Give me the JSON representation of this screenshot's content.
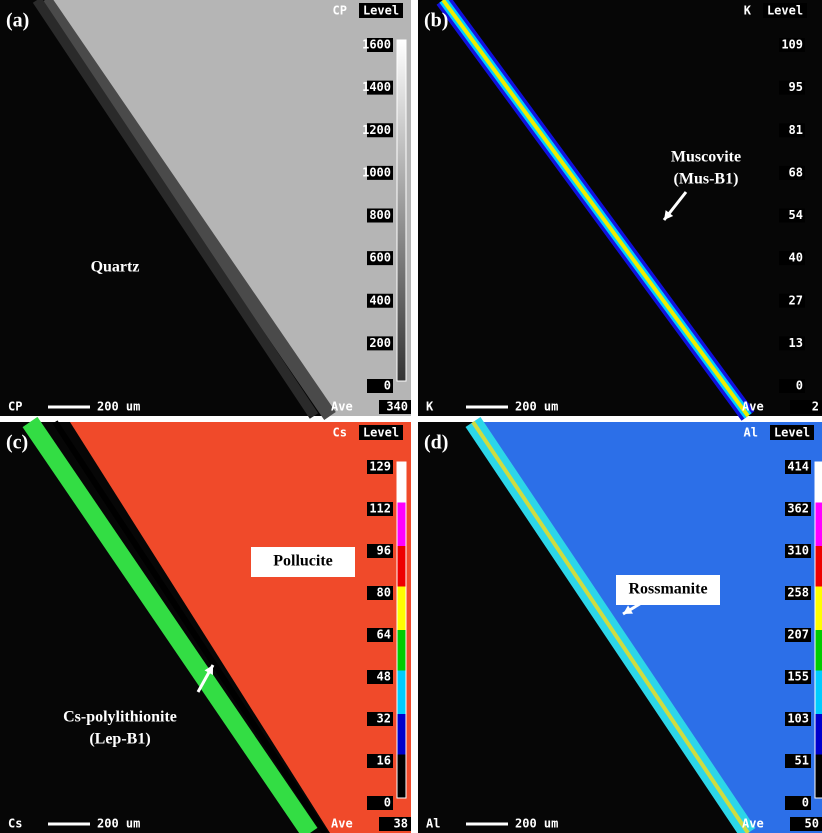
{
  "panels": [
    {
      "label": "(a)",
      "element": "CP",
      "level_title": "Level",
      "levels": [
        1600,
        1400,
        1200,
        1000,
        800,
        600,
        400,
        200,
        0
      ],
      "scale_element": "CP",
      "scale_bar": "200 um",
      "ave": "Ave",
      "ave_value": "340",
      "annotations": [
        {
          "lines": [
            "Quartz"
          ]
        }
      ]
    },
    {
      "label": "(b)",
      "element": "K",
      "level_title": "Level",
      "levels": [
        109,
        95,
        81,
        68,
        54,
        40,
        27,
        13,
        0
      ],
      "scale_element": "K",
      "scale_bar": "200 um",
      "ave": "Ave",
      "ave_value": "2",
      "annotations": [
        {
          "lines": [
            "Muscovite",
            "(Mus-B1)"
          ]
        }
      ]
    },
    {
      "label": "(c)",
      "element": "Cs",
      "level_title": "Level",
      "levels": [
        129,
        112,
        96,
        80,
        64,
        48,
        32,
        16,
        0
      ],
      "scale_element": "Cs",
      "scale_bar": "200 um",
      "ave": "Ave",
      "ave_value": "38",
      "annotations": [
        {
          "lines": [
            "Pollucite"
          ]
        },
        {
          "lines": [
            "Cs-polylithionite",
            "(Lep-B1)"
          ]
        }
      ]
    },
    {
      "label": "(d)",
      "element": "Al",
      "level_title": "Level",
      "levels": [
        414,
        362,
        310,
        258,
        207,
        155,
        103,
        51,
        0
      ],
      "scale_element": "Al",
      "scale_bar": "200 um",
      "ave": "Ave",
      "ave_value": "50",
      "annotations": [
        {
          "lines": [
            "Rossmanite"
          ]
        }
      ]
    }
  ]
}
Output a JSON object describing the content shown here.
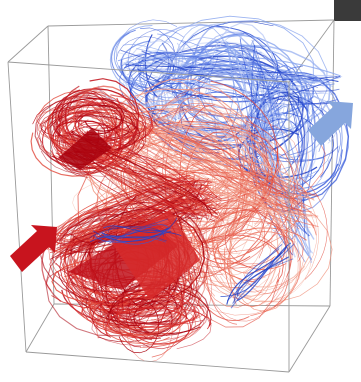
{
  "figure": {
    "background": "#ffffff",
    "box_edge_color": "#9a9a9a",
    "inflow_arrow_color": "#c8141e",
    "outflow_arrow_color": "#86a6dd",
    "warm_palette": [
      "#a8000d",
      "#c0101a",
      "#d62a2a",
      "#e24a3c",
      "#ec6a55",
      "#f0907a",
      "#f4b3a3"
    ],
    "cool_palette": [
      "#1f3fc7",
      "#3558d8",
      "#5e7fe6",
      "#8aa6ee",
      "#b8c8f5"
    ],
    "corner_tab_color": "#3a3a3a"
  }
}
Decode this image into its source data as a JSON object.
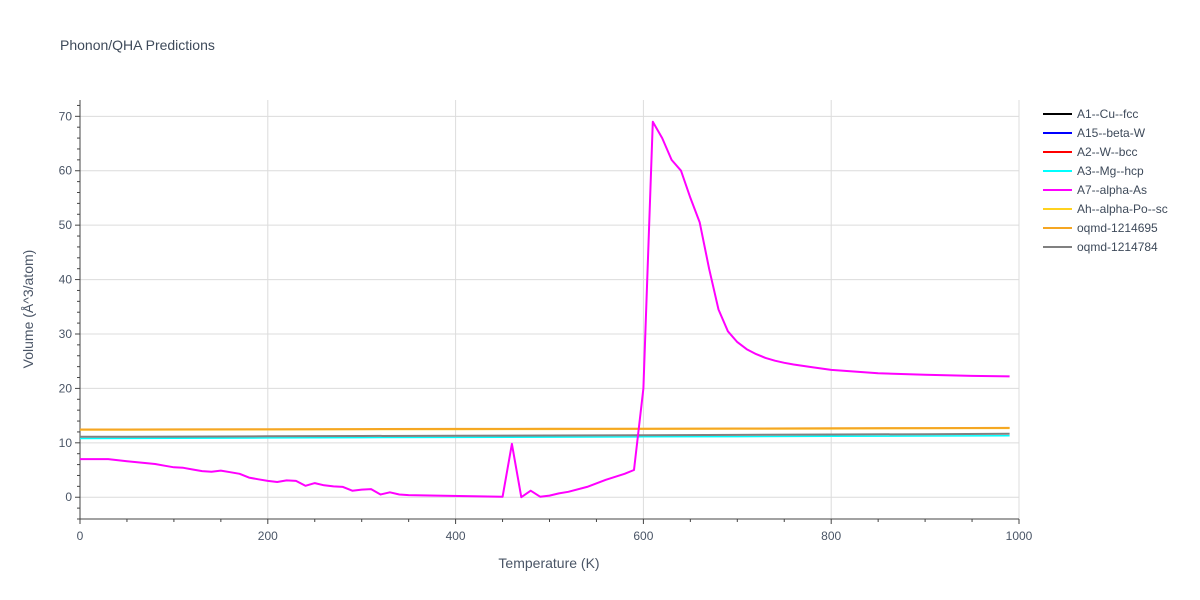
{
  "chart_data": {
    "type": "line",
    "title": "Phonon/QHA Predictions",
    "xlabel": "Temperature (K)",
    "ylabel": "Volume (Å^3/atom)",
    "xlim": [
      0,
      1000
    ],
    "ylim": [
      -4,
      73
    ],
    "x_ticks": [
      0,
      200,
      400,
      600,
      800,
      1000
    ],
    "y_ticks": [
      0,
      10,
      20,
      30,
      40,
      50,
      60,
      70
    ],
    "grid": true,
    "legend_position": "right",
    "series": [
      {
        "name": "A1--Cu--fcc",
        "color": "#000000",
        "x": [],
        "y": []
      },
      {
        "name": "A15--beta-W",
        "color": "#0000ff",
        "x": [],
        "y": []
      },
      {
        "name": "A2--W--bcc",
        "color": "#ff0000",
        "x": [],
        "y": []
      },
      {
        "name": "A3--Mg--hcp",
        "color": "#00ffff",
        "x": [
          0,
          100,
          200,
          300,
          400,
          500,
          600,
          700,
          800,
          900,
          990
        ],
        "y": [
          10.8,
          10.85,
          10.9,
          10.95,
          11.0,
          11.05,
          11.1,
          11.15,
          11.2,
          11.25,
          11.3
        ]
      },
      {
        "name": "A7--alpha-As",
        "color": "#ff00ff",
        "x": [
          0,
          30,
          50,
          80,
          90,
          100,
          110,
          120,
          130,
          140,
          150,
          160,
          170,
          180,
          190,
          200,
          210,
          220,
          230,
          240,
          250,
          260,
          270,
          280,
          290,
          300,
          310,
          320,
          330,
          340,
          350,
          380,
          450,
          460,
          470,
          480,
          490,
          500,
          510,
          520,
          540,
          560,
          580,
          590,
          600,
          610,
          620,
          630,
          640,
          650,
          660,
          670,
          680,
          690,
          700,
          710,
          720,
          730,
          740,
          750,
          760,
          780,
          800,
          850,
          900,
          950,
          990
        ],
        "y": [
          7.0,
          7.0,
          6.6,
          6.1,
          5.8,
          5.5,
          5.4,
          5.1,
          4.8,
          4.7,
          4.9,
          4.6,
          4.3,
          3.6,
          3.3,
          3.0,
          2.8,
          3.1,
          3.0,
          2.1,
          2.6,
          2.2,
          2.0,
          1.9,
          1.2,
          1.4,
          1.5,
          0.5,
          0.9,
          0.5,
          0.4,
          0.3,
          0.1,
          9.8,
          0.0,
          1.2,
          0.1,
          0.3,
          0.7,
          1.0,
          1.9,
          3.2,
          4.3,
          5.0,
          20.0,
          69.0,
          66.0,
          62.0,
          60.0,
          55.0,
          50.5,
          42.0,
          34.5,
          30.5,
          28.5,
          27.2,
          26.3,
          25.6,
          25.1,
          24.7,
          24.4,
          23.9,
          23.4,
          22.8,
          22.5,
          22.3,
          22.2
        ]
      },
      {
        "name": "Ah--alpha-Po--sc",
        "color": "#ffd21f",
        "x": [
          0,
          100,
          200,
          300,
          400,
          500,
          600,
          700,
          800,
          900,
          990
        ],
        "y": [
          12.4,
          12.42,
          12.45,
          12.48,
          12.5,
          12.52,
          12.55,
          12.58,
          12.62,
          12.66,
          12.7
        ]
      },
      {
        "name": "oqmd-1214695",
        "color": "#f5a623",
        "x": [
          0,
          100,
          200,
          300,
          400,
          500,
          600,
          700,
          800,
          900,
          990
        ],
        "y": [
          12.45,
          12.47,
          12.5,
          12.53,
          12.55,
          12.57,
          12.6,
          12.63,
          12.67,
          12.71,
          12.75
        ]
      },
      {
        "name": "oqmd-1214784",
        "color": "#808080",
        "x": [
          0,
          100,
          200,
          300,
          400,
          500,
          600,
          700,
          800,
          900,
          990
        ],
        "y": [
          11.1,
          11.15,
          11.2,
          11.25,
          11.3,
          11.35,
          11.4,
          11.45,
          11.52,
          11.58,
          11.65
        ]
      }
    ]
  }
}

##########

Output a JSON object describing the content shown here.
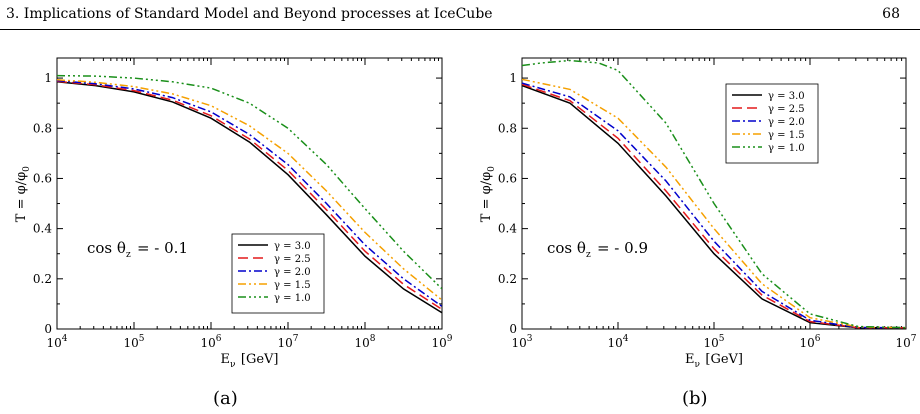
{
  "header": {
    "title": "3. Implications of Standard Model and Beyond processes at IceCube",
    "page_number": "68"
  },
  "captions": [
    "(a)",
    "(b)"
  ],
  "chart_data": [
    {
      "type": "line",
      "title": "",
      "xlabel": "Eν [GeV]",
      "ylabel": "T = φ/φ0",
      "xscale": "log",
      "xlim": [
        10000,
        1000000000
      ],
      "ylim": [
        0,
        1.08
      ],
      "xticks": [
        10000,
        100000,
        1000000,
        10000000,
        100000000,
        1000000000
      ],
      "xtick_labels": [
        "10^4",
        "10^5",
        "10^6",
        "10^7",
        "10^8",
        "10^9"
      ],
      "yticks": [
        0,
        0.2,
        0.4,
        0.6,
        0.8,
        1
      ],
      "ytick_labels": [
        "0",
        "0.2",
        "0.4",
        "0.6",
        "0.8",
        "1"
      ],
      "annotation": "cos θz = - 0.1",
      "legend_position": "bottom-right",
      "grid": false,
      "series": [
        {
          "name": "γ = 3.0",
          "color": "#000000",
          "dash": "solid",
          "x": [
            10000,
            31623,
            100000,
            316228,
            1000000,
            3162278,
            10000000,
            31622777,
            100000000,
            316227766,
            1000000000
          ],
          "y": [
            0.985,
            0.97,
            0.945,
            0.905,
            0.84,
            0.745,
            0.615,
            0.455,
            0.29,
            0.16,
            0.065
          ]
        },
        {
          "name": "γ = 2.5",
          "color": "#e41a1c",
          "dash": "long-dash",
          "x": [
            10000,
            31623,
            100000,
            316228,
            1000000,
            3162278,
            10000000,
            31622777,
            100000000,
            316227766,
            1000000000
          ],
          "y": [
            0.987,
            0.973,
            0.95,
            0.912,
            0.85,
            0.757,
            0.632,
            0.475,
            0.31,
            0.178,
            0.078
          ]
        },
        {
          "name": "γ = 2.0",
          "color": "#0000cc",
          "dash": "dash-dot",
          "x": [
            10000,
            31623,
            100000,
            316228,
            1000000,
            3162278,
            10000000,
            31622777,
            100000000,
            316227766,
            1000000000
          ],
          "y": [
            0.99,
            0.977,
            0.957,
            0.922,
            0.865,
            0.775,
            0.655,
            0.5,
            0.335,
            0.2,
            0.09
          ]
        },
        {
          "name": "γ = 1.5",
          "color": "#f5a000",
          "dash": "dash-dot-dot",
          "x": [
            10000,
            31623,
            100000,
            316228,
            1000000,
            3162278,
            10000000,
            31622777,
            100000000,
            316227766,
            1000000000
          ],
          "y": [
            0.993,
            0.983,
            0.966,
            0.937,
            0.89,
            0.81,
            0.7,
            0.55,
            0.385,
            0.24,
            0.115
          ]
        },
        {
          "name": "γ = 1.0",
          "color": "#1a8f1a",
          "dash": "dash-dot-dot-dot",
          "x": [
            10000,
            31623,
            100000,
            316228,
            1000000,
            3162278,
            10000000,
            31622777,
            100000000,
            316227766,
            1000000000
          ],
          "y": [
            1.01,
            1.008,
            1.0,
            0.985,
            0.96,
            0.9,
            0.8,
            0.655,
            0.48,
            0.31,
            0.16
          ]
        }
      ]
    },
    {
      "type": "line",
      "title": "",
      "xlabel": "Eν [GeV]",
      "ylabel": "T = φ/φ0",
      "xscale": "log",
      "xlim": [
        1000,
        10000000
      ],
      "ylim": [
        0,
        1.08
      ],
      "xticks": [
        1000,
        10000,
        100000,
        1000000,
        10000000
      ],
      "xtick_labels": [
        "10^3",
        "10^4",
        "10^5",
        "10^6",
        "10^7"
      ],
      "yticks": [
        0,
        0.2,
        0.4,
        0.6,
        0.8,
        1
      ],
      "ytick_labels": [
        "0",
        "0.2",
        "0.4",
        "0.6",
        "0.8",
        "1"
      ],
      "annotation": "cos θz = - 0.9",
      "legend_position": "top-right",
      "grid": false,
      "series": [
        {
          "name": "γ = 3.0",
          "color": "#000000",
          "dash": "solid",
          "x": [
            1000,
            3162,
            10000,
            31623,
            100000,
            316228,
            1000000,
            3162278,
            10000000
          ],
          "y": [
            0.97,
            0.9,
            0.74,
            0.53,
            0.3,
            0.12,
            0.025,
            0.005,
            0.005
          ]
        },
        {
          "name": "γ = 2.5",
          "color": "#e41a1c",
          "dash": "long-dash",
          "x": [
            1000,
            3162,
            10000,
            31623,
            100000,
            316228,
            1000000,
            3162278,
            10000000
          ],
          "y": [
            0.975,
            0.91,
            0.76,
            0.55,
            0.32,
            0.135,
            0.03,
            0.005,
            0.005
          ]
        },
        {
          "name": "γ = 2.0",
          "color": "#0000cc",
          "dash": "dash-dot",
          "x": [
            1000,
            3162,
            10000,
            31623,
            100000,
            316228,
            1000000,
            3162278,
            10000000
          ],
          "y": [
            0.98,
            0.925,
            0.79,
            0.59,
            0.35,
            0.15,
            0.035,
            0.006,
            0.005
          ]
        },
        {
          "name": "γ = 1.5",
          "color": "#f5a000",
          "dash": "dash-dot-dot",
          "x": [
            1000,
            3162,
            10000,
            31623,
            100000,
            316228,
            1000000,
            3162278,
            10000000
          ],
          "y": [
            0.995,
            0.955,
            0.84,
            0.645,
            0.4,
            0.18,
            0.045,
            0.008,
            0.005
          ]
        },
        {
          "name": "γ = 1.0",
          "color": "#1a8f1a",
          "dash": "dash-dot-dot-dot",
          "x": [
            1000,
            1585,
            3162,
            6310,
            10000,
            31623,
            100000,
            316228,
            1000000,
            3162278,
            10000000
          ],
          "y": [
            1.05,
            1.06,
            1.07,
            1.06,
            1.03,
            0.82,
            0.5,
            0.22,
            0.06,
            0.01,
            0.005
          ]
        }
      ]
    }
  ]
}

##########

STATED TASK –
Select, from the listing, all lines that include the word "this".

EXERCISE SOLUTION –
Give me the JSON representation of this screenshot's content.
Decode this image into its source data as a JSON object.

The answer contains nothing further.